Provided material:
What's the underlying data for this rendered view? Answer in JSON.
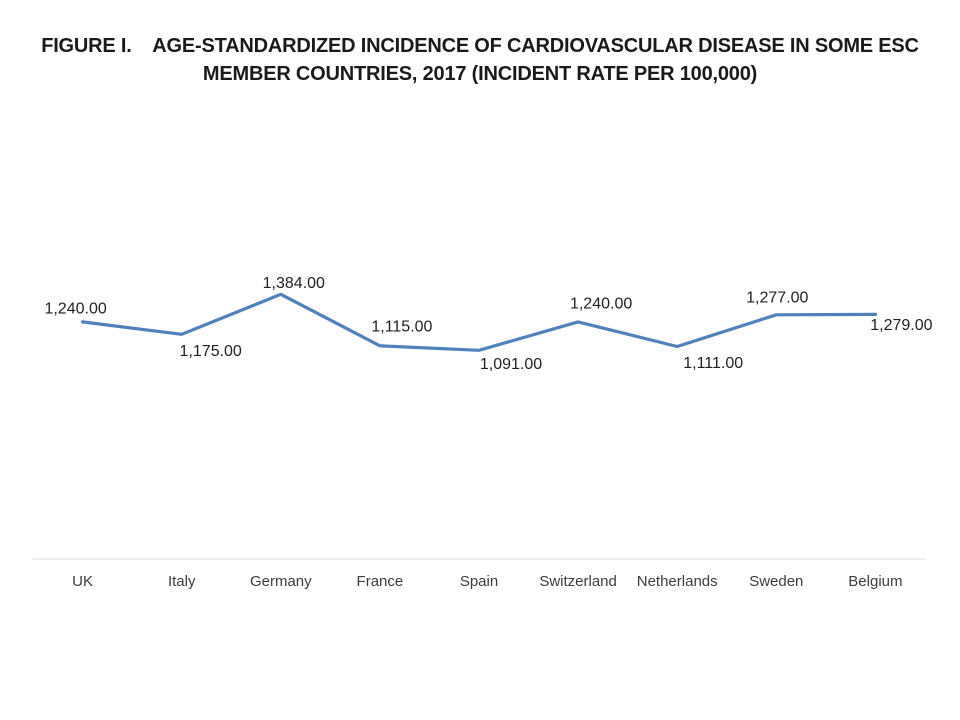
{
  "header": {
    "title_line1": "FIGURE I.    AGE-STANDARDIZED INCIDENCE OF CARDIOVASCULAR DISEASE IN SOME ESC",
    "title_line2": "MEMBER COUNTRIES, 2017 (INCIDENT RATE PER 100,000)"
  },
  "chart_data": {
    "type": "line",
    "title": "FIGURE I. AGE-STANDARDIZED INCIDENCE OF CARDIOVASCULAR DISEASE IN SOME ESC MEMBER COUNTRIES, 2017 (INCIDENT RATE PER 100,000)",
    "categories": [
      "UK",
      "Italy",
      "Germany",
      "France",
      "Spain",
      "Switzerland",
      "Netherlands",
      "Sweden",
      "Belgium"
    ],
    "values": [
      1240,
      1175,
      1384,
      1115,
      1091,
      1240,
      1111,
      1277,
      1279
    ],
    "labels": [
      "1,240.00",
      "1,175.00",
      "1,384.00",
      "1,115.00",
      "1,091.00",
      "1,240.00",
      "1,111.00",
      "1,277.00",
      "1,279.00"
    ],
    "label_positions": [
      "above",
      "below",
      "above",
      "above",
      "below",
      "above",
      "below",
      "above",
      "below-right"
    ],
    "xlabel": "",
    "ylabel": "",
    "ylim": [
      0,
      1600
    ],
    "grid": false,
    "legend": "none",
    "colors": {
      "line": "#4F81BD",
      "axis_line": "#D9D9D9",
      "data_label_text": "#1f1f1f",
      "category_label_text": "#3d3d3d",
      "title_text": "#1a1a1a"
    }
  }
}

Goal of the exercise: Without including any pictures, print all of the material exactly as given.

Finished exercise:
What's the underlying data for this rendered view? Answer in JSON.
{
  "header": {
    "title_line1": "FIGURE I.    AGE-STANDARDIZED INCIDENCE OF CARDIOVASCULAR DISEASE IN SOME ESC",
    "title_line2": "MEMBER COUNTRIES, 2017 (INCIDENT RATE PER 100,000)"
  },
  "chart_data": {
    "type": "line",
    "title": "FIGURE I. AGE-STANDARDIZED INCIDENCE OF CARDIOVASCULAR DISEASE IN SOME ESC MEMBER COUNTRIES, 2017 (INCIDENT RATE PER 100,000)",
    "categories": [
      "UK",
      "Italy",
      "Germany",
      "France",
      "Spain",
      "Switzerland",
      "Netherlands",
      "Sweden",
      "Belgium"
    ],
    "values": [
      1240,
      1175,
      1384,
      1115,
      1091,
      1240,
      1111,
      1277,
      1279
    ],
    "labels": [
      "1,240.00",
      "1,175.00",
      "1,384.00",
      "1,115.00",
      "1,091.00",
      "1,240.00",
      "1,111.00",
      "1,277.00",
      "1,279.00"
    ],
    "label_positions": [
      "above",
      "below",
      "above",
      "above",
      "below",
      "above",
      "below",
      "above",
      "below-right"
    ],
    "xlabel": "",
    "ylabel": "",
    "ylim": [
      0,
      1600
    ],
    "grid": false,
    "legend": "none",
    "colors": {
      "line": "#4F81BD",
      "axis_line": "#D9D9D9",
      "data_label_text": "#1f1f1f",
      "category_label_text": "#3d3d3d",
      "title_text": "#1a1a1a"
    }
  }
}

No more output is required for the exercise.